======== Entries shown ========

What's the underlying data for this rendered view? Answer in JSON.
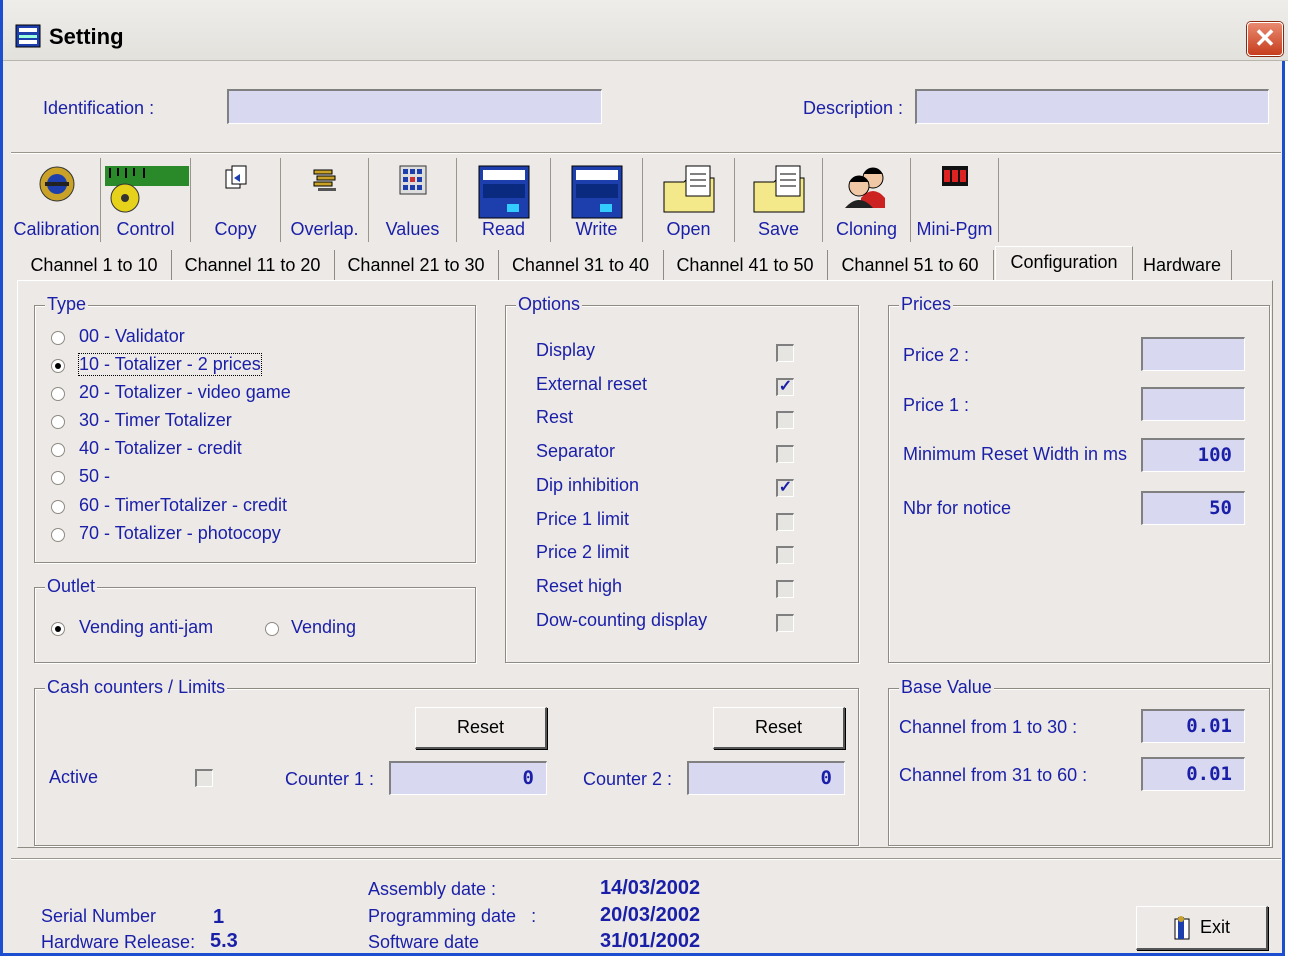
{
  "window": {
    "title": "Setting",
    "close": "✕"
  },
  "header": {
    "identification_label": "Identification :",
    "identification_value": "",
    "description_label": "Description :",
    "description_value": ""
  },
  "toolbar": [
    {
      "label": "Calibration",
      "icon": "calibration-icon"
    },
    {
      "label": "Control",
      "icon": "control-icon"
    },
    {
      "label": "Copy",
      "icon": "copy-icon"
    },
    {
      "label": "Overlap.",
      "icon": "overlap-icon"
    },
    {
      "label": "Values",
      "icon": "values-icon"
    },
    {
      "label": "Read",
      "icon": "read-icon"
    },
    {
      "label": "Write",
      "icon": "write-icon"
    },
    {
      "label": "Open",
      "icon": "open-icon"
    },
    {
      "label": "Save",
      "icon": "save-icon"
    },
    {
      "label": "Cloning",
      "icon": "cloning-icon"
    },
    {
      "label": "Mini-Pgm",
      "icon": "mini-pgm-icon"
    }
  ],
  "tabs": [
    "Channel 1 to 10",
    "Channel 11 to 20",
    "Channel 21 to 30",
    "Channel 31 to 40",
    "Channel 41 to 50",
    "Channel 51 to 60",
    "Configuration",
    "Hardware"
  ],
  "active_tab": "Configuration",
  "type_group": {
    "title": "Type",
    "options": [
      "00 - Validator",
      "10 - Totalizer - 2 prices",
      "20 - Totalizer - video game",
      "30 - Timer Totalizer",
      "40 - Totalizer - credit",
      "50 -",
      "60 - TimerTotalizer - credit",
      "70 - Totalizer - photocopy"
    ],
    "selected": "10 - Totalizer - 2 prices"
  },
  "outlet_group": {
    "title": "Outlet",
    "options": [
      "Vending anti-jam",
      "Vending"
    ],
    "selected": "Vending anti-jam"
  },
  "options_group": {
    "title": "Options",
    "items": [
      {
        "label": "Display",
        "checked": false
      },
      {
        "label": "External reset",
        "checked": true
      },
      {
        "label": "Rest",
        "checked": false
      },
      {
        "label": "Separator",
        "checked": false
      },
      {
        "label": "Dip inhibition",
        "checked": true
      },
      {
        "label": "Price 1 limit",
        "checked": false
      },
      {
        "label": "Price 2 limit",
        "checked": false
      },
      {
        "label": "Reset high",
        "checked": false
      },
      {
        "label": "Dow-counting display",
        "checked": false
      }
    ]
  },
  "prices_group": {
    "title": "Prices",
    "price2_label": "Price 2 :",
    "price2_value": "",
    "price1_label": "Price 1 :",
    "price1_value": "",
    "min_reset_label": "Minimum Reset Width in ms",
    "min_reset_value": "100",
    "notice_label": "Nbr for notice",
    "notice_value": "50"
  },
  "cash_group": {
    "title": "Cash counters / Limits",
    "active_label": "Active",
    "reset1_label": "Reset",
    "reset2_label": "Reset",
    "counter1_label": "Counter 1 :",
    "counter1_value": "0",
    "counter2_label": "Counter 2 :",
    "counter2_value": "0"
  },
  "base_group": {
    "title": "Base Value",
    "ch1_label": "Channel from  1 to 30 :",
    "ch1_value": "0.01",
    "ch2_label": "Channel from 31 to 60 :",
    "ch2_value": "0.01"
  },
  "footer": {
    "serial_label": "Serial Number",
    "serial_value": "1",
    "hw_label": "Hardware Release:",
    "hw_value": "5.3",
    "assembly_label": "Assembly date :",
    "assembly_value": "14/03/2002",
    "programming_label": "Programming date   :",
    "programming_value": "20/03/2002",
    "software_label": "Software date",
    "software_value": "31/01/2002",
    "exit_label": "Exit"
  },
  "colors": {
    "accent_text": "#1a1fa8",
    "field_bg": "#d9d8f1",
    "window_bg": "#ece9e6",
    "close_red": "#c63d1e"
  }
}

========

## Given instruction
Transcribe every entry word for word, but skip the pictures.

## Response to the exercise
What's the underlying data for this rendered view? Answer in JSON.
{
  "window": {
    "title": "Setting",
    "close": "✕"
  },
  "header": {
    "identification_label": "Identification :",
    "identification_value": "",
    "description_label": "Description :",
    "description_value": ""
  },
  "toolbar": [
    {
      "label": "Calibration",
      "icon": "calibration-icon"
    },
    {
      "label": "Control",
      "icon": "control-icon"
    },
    {
      "label": "Copy",
      "icon": "copy-icon"
    },
    {
      "label": "Overlap.",
      "icon": "overlap-icon"
    },
    {
      "label": "Values",
      "icon": "values-icon"
    },
    {
      "label": "Read",
      "icon": "read-icon"
    },
    {
      "label": "Write",
      "icon": "write-icon"
    },
    {
      "label": "Open",
      "icon": "open-icon"
    },
    {
      "label": "Save",
      "icon": "save-icon"
    },
    {
      "label": "Cloning",
      "icon": "cloning-icon"
    },
    {
      "label": "Mini-Pgm",
      "icon": "mini-pgm-icon"
    }
  ],
  "tabs": [
    "Channel 1 to 10",
    "Channel 11 to 20",
    "Channel 21 to 30",
    "Channel 31 to 40",
    "Channel 41 to 50",
    "Channel 51 to 60",
    "Configuration",
    "Hardware"
  ],
  "active_tab": "Configuration",
  "type_group": {
    "title": "Type",
    "options": [
      "00 - Validator",
      "10 - Totalizer - 2 prices",
      "20 - Totalizer - video game",
      "30 - Timer Totalizer",
      "40 - Totalizer - credit",
      "50 -",
      "60 - TimerTotalizer - credit",
      "70 - Totalizer - photocopy"
    ],
    "selected": "10 - Totalizer - 2 prices"
  },
  "outlet_group": {
    "title": "Outlet",
    "options": [
      "Vending anti-jam",
      "Vending"
    ],
    "selected": "Vending anti-jam"
  },
  "options_group": {
    "title": "Options",
    "items": [
      {
        "label": "Display",
        "checked": false
      },
      {
        "label": "External reset",
        "checked": true
      },
      {
        "label": "Rest",
        "checked": false
      },
      {
        "label": "Separator",
        "checked": false
      },
      {
        "label": "Dip inhibition",
        "checked": true
      },
      {
        "label": "Price 1 limit",
        "checked": false
      },
      {
        "label": "Price 2 limit",
        "checked": false
      },
      {
        "label": "Reset high",
        "checked": false
      },
      {
        "label": "Dow-counting display",
        "checked": false
      }
    ]
  },
  "prices_group": {
    "title": "Prices",
    "price2_label": "Price 2 :",
    "price2_value": "",
    "price1_label": "Price 1 :",
    "price1_value": "",
    "min_reset_label": "Minimum Reset Width in ms",
    "min_reset_value": "100",
    "notice_label": "Nbr for notice",
    "notice_value": "50"
  },
  "cash_group": {
    "title": "Cash counters / Limits",
    "active_label": "Active",
    "reset1_label": "Reset",
    "reset2_label": "Reset",
    "counter1_label": "Counter 1 :",
    "counter1_value": "0",
    "counter2_label": "Counter 2 :",
    "counter2_value": "0"
  },
  "base_group": {
    "title": "Base Value",
    "ch1_label": "Channel from  1 to 30 :",
    "ch1_value": "0.01",
    "ch2_label": "Channel from 31 to 60 :",
    "ch2_value": "0.01"
  },
  "footer": {
    "serial_label": "Serial Number",
    "serial_value": "1",
    "hw_label": "Hardware Release:",
    "hw_value": "5.3",
    "assembly_label": "Assembly date :",
    "assembly_value": "14/03/2002",
    "programming_label": "Programming date   :",
    "programming_value": "20/03/2002",
    "software_label": "Software date",
    "software_value": "31/01/2002",
    "exit_label": "Exit"
  },
  "colors": {
    "accent_text": "#1a1fa8",
    "field_bg": "#d9d8f1",
    "window_bg": "#ece9e6",
    "close_red": "#c63d1e"
  }
}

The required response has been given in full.